### THE REQUEST
Transcribe the post on parenting through the shift from childhood to adolescence, from "Three kids are" up to and including "the big kids.".

### PROVIDED PASSAGE
※

Monday, October 8, 2018

Welcome, fall

Three kids are sprawled in my living room with Calvin and Hobbes, C.S. Lewis, or late night Latin. “I’m going to bed now. Don’t stay up too long, and make sure you turn off the lights.”  I have entered a season free from bedtime battles, the season where they outlast me in sports as easily as in night-time reading.

This podcast from Emily P Freeman got me thinking about this transition.  With some of the kids, we’ve crossed that invisible line from childhood to adolescence. Because of this, I am a mom in transition as well, learning to let go, and to grow along with the big kids.

When they were little, they were largely under my control. I could put boundaries in place to keep them safe. I could address those ugly outbursts with consequences, and often change their behavior. I remember how good it felt to help Lorraine stop whining by empowering her with baby signs when she was too little to talk. And, watching the toddler throw a fit got easier, the more kids I had, as I better understood that my job was simply to weather the storm, to be the wall that doesn’t budge when they bash their heads against it.

Raising little ones can make you feel big and powerful, for a little while.

※

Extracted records
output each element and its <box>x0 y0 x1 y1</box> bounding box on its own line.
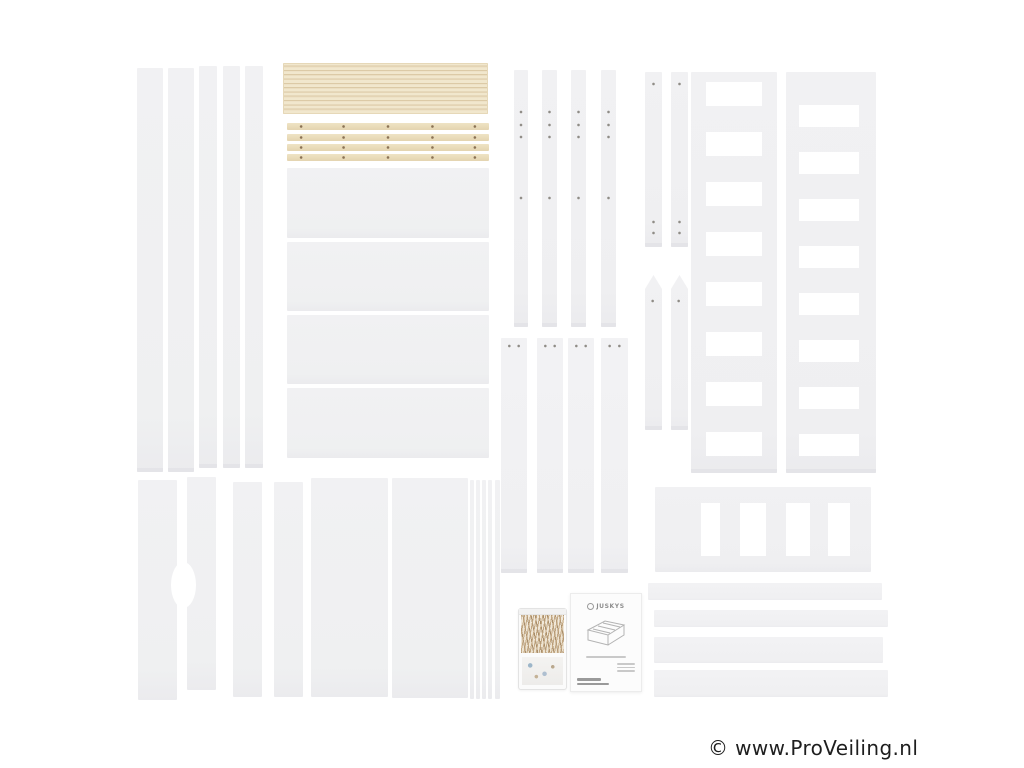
rail-opening <box>740 503 766 556</box>
slat-rail <box>287 123 489 130</box>
oval-grip-cutout <box>171 562 196 608</box>
wide-panel <box>287 388 489 458</box>
watermark-text: © www.ProVeiling.nl <box>708 736 918 760</box>
ladder-opening <box>706 82 762 106</box>
long-board <box>137 68 163 472</box>
rail-opening <box>701 503 720 556</box>
ladder-opening <box>799 387 859 409</box>
narrow-panel <box>274 482 303 697</box>
pointed-batten <box>671 275 688 430</box>
bed-illustration <box>583 614 629 646</box>
short-batten <box>671 72 688 247</box>
bed-post <box>514 70 528 327</box>
short-batten <box>645 72 662 247</box>
ladder-opening <box>799 246 859 268</box>
wide-panel <box>287 315 489 384</box>
slat-rail <box>287 134 489 141</box>
frame-board <box>568 338 594 573</box>
slat-rail <box>287 144 489 151</box>
rail-opening <box>786 503 810 556</box>
narrow-panel <box>233 482 262 697</box>
long-board <box>245 66 263 468</box>
manual-text-line <box>617 670 635 672</box>
ladder-opening <box>706 282 762 306</box>
long-rail <box>654 637 883 663</box>
pointed-batten <box>645 275 662 430</box>
ladder-opening <box>799 293 859 315</box>
ladder-opening <box>706 332 762 356</box>
frame-board <box>537 338 563 573</box>
wide-panel <box>287 242 489 311</box>
ladder-opening <box>799 340 859 362</box>
rail-opening <box>828 503 850 556</box>
panel-edge <box>470 480 474 699</box>
base-panel <box>392 478 468 698</box>
bed-post <box>542 70 557 327</box>
product-photo-canvas: JUSKYS © www.ProVeiling.nl <box>0 0 1024 768</box>
fittings <box>522 657 563 685</box>
manual-footer-line <box>577 683 609 685</box>
ladder-opening <box>799 152 859 174</box>
panel-edge <box>476 480 480 699</box>
long-rail <box>648 583 882 600</box>
screws-bundle <box>521 615 564 653</box>
panel-edge <box>495 480 500 699</box>
bed-slat-stack <box>283 63 488 114</box>
slat-rail <box>287 154 489 161</box>
ladder-opening <box>706 382 762 406</box>
manual-footer-line <box>577 678 601 681</box>
ladder-opening <box>706 232 762 256</box>
ladder-opening <box>799 199 859 221</box>
hardware-bag <box>518 608 567 690</box>
ladder-opening <box>799 434 859 456</box>
ladder-opening <box>799 105 859 127</box>
long-rail <box>654 610 888 627</box>
ladder-opening <box>706 132 762 156</box>
ladder-opening <box>706 432 762 456</box>
long-board <box>199 66 217 468</box>
manual-text-line <box>617 667 635 669</box>
bed-post <box>571 70 586 327</box>
bed-post <box>601 70 616 327</box>
guard-rail <box>655 487 871 572</box>
ladder-frame <box>786 72 876 473</box>
long-rail <box>654 670 888 697</box>
panel-edge <box>488 480 492 699</box>
manual-title-line <box>586 656 626 658</box>
brand-row: JUSKYS <box>571 603 641 610</box>
frame-board <box>601 338 628 573</box>
manual-text-line <box>617 663 635 665</box>
long-board <box>168 68 194 472</box>
brand-label: JUSKYS <box>596 603 624 610</box>
wide-panel <box>287 168 489 238</box>
assembly-manual: JUSKYS <box>570 593 642 692</box>
base-panel <box>311 478 388 697</box>
ladder-frame <box>691 72 777 473</box>
long-board <box>223 66 240 468</box>
panel-edge <box>482 480 486 699</box>
ladder-opening <box>706 182 762 206</box>
juskys-logo-icon <box>587 603 594 610</box>
frame-board <box>501 338 527 573</box>
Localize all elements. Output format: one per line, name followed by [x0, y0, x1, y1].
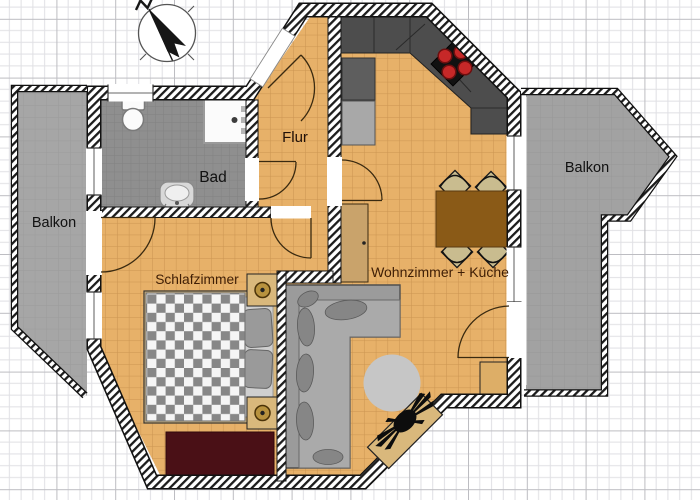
svg-text:Balkon: Balkon: [32, 215, 76, 231]
svg-text:Bad: Bad: [199, 169, 227, 186]
svg-text:Wohnzimmer + Küche: Wohnzimmer + Küche: [371, 264, 509, 280]
svg-text:Balkon: Balkon: [565, 160, 609, 176]
svg-text:Flur: Flur: [282, 129, 308, 146]
svg-text:Schlafzimmer: Schlafzimmer: [155, 272, 239, 287]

※

### FULL SOLUTION
Three kids are sprawled in my living room with Calvin and Hobbes, C.S. Lewis, or late night Latin. “I’m going to bed now. Don’t stay up too long, and make sure you turn off the lights.”  I have entered a season free from bedtime battles, the season where they outlast me in sports as easily as in night-time reading.

This podcast from Emily P Freeman got me thinking about this transition.  With some of the kids, we’ve crossed that invisible line from childhood to adolescence. Because of this, I am a mom in transition as well, learning to let go, and to grow along with the big kids.